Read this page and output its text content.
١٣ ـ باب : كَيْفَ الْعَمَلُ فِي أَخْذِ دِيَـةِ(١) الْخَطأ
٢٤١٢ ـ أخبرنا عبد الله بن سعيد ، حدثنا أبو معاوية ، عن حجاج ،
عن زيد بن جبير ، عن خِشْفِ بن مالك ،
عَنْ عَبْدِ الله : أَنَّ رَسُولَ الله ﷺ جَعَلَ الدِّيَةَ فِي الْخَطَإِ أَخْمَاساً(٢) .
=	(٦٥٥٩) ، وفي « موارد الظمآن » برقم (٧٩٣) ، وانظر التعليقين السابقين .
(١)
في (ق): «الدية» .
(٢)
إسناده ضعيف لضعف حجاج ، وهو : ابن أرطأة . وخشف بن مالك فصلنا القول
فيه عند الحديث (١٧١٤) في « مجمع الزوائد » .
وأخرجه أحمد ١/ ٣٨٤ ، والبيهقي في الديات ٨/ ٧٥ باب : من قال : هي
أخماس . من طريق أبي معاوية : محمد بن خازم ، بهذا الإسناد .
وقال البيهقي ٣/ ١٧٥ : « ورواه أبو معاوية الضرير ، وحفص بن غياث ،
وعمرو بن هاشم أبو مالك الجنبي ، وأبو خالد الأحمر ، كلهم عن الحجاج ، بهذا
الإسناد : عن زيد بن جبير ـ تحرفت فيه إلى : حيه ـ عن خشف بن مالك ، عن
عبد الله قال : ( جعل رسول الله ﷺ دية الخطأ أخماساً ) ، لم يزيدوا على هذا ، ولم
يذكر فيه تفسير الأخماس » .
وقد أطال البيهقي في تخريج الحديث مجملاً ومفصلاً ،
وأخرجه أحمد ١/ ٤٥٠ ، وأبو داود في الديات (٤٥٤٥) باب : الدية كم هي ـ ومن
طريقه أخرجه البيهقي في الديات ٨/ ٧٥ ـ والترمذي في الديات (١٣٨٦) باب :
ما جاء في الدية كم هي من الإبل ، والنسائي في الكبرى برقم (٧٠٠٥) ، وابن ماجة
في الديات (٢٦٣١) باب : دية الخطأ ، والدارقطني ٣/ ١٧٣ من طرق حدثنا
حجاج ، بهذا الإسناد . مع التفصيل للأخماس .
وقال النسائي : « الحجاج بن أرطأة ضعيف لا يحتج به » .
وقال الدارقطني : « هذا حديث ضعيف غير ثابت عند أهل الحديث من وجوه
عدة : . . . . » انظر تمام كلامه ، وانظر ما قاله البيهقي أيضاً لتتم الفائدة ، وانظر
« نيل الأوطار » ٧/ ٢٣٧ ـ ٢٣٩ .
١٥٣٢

WHAT THE EXERCISE ASKS: Answer with one number: how many lines in the listing hold "الخطأ".

TASK SOLUTION: 2